== REQUIRED WORK ==
Check each line of the listing, and copy it if it contains the word "форми".

== INPUT ROWS ==
※
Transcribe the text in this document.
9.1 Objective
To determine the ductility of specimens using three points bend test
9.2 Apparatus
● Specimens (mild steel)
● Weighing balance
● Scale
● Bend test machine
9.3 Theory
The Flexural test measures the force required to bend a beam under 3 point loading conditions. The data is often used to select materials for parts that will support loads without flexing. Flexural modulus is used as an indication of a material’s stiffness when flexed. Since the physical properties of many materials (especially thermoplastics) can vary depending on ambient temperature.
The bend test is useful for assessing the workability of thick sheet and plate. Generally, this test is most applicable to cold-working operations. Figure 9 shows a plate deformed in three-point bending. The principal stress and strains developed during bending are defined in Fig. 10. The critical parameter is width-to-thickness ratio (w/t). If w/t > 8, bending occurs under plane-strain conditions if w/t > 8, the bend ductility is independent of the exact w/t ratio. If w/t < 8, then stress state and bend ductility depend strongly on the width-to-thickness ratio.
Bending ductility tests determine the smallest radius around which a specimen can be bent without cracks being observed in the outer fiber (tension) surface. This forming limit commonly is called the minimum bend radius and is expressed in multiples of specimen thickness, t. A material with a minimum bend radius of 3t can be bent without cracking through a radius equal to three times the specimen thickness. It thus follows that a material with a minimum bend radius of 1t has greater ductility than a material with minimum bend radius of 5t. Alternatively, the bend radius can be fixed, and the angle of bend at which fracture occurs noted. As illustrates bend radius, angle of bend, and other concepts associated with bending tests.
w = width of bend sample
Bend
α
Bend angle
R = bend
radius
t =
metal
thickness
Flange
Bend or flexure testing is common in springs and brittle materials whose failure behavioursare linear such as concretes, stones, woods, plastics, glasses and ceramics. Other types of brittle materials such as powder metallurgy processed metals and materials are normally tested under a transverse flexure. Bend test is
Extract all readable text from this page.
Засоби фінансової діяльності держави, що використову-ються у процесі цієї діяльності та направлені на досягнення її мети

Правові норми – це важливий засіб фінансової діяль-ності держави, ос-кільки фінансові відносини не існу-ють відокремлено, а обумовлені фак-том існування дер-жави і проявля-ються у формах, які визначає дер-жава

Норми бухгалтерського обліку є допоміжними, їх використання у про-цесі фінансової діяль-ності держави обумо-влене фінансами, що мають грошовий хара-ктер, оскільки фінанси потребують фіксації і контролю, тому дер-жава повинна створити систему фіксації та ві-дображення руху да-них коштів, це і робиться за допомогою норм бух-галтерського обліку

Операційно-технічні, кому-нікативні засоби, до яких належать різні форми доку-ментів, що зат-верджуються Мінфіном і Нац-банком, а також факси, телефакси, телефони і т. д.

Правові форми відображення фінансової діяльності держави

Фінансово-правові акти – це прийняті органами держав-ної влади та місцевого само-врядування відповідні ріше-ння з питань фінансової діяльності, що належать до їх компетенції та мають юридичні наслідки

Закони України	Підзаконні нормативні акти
※
== RESULT FOR THIS TASK ==
Операційно-технічні, кому-нікативні засоби, до яких належать різні форми доку-ментів, що зат-верджуються Мінфіном і Нац-банком, а також факси, телефакси, телефони і т. д.
Правові форми відображення фінансової діяльності держави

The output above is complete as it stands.